** START OF Records **

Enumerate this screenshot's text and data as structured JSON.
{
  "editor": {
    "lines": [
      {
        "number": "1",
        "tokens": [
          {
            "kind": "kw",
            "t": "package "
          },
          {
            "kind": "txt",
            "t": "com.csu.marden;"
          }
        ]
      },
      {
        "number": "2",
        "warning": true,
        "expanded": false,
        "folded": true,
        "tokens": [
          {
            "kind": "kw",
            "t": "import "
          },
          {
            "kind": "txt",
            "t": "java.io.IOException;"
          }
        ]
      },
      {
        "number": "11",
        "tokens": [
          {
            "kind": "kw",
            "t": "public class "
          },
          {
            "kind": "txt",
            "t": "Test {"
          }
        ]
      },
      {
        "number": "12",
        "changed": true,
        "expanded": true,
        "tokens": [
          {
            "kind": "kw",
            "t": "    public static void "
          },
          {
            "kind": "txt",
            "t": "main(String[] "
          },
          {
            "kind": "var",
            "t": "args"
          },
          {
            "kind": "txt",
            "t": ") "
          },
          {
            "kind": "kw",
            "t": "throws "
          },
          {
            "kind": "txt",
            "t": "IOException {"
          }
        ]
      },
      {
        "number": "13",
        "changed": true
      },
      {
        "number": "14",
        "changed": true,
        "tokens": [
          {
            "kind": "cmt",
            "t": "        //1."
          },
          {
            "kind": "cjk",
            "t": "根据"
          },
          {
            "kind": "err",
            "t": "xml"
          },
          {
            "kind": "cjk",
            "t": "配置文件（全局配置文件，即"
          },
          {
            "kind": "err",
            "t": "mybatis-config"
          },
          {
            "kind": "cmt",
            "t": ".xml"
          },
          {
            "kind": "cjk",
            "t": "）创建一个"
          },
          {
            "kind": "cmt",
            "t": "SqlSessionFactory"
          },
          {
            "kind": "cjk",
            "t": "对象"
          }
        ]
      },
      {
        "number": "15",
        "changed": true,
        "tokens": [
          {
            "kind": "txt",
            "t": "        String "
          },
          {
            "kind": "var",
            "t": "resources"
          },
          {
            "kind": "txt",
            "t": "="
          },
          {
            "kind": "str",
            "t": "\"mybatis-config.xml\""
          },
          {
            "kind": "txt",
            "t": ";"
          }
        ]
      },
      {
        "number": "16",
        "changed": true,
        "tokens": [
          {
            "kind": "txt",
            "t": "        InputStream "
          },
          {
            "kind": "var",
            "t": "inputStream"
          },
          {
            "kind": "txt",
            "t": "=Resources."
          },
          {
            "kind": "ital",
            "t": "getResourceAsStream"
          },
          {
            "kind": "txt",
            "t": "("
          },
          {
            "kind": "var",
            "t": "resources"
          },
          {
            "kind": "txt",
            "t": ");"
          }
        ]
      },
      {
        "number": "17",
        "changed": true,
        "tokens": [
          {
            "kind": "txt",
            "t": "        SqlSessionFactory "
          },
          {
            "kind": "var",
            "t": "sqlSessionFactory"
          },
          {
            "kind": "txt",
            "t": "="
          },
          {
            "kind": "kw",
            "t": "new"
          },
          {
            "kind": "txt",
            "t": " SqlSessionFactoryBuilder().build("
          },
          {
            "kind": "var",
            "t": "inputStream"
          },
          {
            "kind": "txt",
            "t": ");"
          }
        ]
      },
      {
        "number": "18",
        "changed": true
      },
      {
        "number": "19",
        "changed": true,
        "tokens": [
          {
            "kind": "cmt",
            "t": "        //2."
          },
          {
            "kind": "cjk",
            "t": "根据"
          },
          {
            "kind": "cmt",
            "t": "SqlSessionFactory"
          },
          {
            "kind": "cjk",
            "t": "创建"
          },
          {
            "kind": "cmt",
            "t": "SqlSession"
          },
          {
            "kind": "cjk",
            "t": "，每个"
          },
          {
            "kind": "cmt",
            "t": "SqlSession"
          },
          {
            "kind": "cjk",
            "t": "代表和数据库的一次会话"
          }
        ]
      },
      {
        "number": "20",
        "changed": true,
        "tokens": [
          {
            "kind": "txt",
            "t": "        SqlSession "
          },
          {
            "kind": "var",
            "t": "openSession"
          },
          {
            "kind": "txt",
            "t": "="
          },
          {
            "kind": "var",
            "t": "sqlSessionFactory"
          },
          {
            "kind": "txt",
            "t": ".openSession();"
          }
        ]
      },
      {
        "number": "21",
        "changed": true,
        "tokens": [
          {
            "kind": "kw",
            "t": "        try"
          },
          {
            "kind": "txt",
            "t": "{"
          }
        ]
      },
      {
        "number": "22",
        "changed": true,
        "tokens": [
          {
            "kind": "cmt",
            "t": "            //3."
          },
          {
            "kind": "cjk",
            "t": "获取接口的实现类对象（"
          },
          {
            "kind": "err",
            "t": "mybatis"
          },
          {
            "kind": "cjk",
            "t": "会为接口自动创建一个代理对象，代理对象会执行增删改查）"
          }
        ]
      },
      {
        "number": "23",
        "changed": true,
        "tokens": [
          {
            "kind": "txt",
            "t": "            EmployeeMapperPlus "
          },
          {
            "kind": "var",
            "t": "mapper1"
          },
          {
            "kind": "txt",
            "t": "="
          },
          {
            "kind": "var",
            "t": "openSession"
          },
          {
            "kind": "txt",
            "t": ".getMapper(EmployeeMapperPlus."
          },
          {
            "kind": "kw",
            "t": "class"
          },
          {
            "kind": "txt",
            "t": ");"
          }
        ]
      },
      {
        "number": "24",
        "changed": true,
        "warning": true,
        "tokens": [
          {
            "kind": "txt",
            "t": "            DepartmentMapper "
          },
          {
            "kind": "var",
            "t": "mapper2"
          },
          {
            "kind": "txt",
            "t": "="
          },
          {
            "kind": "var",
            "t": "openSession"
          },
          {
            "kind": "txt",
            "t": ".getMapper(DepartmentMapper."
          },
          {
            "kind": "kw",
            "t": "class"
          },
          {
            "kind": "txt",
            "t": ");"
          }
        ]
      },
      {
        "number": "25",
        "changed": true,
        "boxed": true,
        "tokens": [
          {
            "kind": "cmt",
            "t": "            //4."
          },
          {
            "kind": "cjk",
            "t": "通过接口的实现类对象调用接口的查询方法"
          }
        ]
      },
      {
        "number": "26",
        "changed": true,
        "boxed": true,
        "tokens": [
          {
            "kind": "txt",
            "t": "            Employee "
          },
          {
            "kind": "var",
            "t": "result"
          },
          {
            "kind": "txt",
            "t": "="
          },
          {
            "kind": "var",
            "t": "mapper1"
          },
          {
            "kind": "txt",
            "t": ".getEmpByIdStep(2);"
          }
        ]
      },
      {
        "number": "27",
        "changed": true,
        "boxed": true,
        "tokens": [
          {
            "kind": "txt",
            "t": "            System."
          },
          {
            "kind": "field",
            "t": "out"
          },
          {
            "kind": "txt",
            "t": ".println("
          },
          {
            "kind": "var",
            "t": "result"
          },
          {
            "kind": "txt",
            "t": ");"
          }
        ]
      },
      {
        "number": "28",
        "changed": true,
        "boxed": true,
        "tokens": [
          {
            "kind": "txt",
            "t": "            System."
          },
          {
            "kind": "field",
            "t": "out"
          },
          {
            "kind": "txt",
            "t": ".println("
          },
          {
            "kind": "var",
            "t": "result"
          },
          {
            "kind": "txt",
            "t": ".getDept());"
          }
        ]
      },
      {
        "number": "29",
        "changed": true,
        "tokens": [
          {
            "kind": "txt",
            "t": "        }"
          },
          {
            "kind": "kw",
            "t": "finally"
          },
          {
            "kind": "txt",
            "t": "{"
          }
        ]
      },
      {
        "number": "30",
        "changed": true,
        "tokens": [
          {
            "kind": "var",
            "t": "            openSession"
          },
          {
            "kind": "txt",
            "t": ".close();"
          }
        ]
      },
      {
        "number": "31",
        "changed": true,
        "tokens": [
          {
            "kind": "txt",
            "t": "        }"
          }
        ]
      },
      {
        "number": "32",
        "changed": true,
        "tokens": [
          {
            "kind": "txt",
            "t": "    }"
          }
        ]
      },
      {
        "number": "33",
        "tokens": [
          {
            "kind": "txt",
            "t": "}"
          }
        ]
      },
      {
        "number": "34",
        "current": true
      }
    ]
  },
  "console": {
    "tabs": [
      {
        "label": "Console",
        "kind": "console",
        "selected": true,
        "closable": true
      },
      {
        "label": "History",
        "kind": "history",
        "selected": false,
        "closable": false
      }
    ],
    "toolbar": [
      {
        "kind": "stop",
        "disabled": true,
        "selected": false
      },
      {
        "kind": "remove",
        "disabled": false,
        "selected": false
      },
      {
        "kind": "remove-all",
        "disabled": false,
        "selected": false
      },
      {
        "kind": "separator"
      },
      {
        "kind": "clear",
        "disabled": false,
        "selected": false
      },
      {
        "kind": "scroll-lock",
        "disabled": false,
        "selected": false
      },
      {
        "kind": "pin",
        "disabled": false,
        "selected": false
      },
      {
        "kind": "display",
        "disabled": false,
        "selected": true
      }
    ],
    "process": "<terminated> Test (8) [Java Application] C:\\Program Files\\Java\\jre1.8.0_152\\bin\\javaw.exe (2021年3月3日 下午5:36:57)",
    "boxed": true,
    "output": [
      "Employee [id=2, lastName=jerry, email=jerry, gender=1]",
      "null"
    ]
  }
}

** END OF Records **

• [Task to complete]: Only lines with the word "DepartmentMapper" are wanted, so copy each one from the records.

• [Task solution]:
            "t": "            DepartmentMapper "
            "t": ".getMapper(DepartmentMapper."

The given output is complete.